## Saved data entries

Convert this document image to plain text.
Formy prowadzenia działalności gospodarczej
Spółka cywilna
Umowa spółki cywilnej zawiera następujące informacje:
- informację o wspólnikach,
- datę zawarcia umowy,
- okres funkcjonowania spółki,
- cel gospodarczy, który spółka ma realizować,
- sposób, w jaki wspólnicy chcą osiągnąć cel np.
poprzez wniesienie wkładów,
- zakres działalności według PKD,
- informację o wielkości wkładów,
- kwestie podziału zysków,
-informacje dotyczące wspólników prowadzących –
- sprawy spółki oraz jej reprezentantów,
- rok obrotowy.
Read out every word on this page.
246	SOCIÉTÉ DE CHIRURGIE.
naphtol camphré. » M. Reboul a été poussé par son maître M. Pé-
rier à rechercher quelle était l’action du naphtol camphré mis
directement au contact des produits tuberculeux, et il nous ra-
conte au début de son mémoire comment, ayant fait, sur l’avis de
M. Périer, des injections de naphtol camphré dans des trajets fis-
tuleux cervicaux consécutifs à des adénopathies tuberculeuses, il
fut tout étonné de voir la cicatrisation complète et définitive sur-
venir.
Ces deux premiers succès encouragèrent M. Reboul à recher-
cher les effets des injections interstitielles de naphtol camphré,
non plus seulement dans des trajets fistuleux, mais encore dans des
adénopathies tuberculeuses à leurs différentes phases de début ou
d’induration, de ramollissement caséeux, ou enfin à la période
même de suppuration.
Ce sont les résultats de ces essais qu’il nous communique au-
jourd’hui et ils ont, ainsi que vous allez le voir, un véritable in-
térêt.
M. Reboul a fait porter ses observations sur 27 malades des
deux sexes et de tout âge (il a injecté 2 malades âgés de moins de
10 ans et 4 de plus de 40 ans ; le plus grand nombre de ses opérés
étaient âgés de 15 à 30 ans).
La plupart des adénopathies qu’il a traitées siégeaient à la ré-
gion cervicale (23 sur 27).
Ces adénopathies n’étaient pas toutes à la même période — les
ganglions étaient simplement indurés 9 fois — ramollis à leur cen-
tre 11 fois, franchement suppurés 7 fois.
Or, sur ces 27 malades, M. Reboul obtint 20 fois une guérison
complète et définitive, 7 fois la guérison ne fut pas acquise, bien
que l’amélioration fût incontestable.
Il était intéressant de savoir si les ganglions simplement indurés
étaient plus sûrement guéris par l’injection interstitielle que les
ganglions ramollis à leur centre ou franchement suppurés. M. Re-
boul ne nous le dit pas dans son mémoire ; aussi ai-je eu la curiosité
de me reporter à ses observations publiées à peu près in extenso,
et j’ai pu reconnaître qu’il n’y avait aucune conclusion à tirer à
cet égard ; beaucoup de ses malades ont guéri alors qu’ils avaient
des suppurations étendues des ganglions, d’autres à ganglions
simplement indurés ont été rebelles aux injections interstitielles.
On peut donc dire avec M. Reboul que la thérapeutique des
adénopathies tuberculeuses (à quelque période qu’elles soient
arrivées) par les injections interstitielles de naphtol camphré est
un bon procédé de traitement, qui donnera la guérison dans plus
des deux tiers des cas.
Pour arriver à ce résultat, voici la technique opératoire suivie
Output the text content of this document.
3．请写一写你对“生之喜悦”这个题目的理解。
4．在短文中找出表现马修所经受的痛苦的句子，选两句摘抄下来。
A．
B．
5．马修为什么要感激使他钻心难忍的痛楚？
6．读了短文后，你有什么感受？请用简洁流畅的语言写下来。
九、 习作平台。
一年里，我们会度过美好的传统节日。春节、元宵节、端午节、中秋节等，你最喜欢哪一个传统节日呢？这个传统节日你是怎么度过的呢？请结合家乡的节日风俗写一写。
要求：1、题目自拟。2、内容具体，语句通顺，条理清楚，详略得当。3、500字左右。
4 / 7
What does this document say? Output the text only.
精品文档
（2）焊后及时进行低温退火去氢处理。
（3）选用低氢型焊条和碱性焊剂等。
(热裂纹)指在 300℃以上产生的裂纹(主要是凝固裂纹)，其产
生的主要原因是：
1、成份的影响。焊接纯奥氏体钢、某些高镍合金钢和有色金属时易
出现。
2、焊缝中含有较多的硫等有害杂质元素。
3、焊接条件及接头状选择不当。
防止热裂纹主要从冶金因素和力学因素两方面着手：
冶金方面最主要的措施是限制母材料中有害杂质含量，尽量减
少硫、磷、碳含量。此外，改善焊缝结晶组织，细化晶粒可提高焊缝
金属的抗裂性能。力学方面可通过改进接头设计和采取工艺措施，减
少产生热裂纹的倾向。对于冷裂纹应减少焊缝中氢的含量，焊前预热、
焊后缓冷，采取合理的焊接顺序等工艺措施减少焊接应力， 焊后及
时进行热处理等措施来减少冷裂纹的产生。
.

## What to work on
All records above must be set down exactly, please.

## Exercise solution
Convert this document image to plain text.
Formy prowadzenia działalności gospodarczej
Spółka cywilna
Umowa spółki cywilnej zawiera następujące informacje:
- informację o wspólnikach,
- datę zawarcia umowy,
- okres funkcjonowania spółki,
- cel gospodarczy, który spółka ma realizować,
- sposób, w jaki wspólnicy chcą osiągnąć cel np.
poprzez wniesienie wkładów,
- zakres działalności według PKD,
- informację o wielkości wkładów,
- kwestie podziału zysków,
-informacje dotyczące wspólników prowadzących –
- sprawy spółki oraz jej reprezentantów,
- rok obrotowy.
Read out every word on this page.
246	SOCIÉTÉ DE CHIRURGIE.
naphtol camphré. » M. Reboul a été poussé par son maître M. Pé-
rier à rechercher quelle était l’action du naphtol camphré mis
directement au contact des produits tuberculeux, et il nous ra-
conte au début de son mémoire comment, ayant fait, sur l’avis de
M. Périer, des injections de naphtol camphré dans des trajets fis-
tuleux cervicaux consécutifs à des adénopathies tuberculeuses, il
fut tout étonné de voir la cicatrisation complète et définitive sur-
venir.
Ces deux premiers succès encouragèrent M. Reboul à recher-
cher les effets des injections interstitielles de naphtol camphré,
non plus seulement dans des trajets fistuleux, mais encore dans des
adénopathies tuberculeuses à leurs différentes phases de début ou
d’induration, de ramollissement caséeux, ou enfin à la période
même de suppuration.
Ce sont les résultats de ces essais qu’il nous communique au-
jourd’hui et ils ont, ainsi que vous allez le voir, un véritable in-
térêt.
M. Reboul a fait porter ses observations sur 27 malades des
deux sexes et de tout âge (il a injecté 2 malades âgés de moins de
10 ans et 4 de plus de 40 ans ; le plus grand nombre de ses opérés
étaient âgés de 15 à 30 ans).
La plupart des adénopathies qu’il a traitées siégeaient à la ré-
gion cervicale (23 sur 27).
Ces adénopathies n’étaient pas toutes à la même période — les
ganglions étaient simplement indurés 9 fois — ramollis à leur cen-
tre 11 fois, franchement suppurés 7 fois.
Or, sur ces 27 malades, M. Reboul obtint 20 fois une guérison
complète et définitive, 7 fois la guérison ne fut pas acquise, bien
que l’amélioration fût incontestable.
Il était intéressant de savoir si les ganglions simplement indurés
étaient plus sûrement guéris par l’injection interstitielle que les
ganglions ramollis à leur centre ou franchement suppurés. M. Re-
boul ne nous le dit pas dans son mémoire ; aussi ai-je eu la curiosité
de me reporter à ses observations publiées à peu près in extenso,
et j’ai pu reconnaître qu’il n’y avait aucune conclusion à tirer à
cet égard ; beaucoup de ses malades ont guéri alors qu’ils avaient
des suppurations étendues des ganglions, d’autres à ganglions
simplement indurés ont été rebelles aux injections interstitielles.
On peut donc dire avec M. Reboul que la thérapeutique des
adénopathies tuberculeuses (à quelque période qu’elles soient
arrivées) par les injections interstitielles de naphtol camphré est
un bon procédé de traitement, qui donnera la guérison dans plus
des deux tiers des cas.
Pour arriver à ce résultat, voici la technique opératoire suivie
Output the text content of this document.
3．请写一写你对“生之喜悦”这个题目的理解。
4．在短文中找出表现马修所经受的痛苦的句子，选两句摘抄下来。
A．
B．
5．马修为什么要感激使他钻心难忍的痛楚？
6．读了短文后，你有什么感受？请用简洁流畅的语言写下来。
九、 习作平台。
一年里，我们会度过美好的传统节日。春节、元宵节、端午节、中秋节等，你最喜欢哪一个传统节日呢？这个传统节日你是怎么度过的呢？请结合家乡的节日风俗写一写。
要求：1、题目自拟。2、内容具体，语句通顺，条理清楚，详略得当。3、500字左右。
4 / 7
What does this document say? Output the text only.
精品文档
（2）焊后及时进行低温退火去氢处理。
（3）选用低氢型焊条和碱性焊剂等。
(热裂纹)指在 300℃以上产生的裂纹(主要是凝固裂纹)，其产
生的主要原因是：
1、成份的影响。焊接纯奥氏体钢、某些高镍合金钢和有色金属时易
出现。
2、焊缝中含有较多的硫等有害杂质元素。
3、焊接条件及接头状选择不当。
防止热裂纹主要从冶金因素和力学因素两方面着手：
冶金方面最主要的措施是限制母材料中有害杂质含量，尽量减
少硫、磷、碳含量。此外，改善焊缝结晶组织，细化晶粒可提高焊缝
金属的抗裂性能。力学方面可通过改进接头设计和采取工艺措施，减
少产生热裂纹的倾向。对于冷裂纹应减少焊缝中氢的含量，焊前预热、
焊后缓冷，采取合理的焊接顺序等工艺措施减少焊接应力， 焊后及
时进行热处理等措施来减少冷裂纹的产生。
.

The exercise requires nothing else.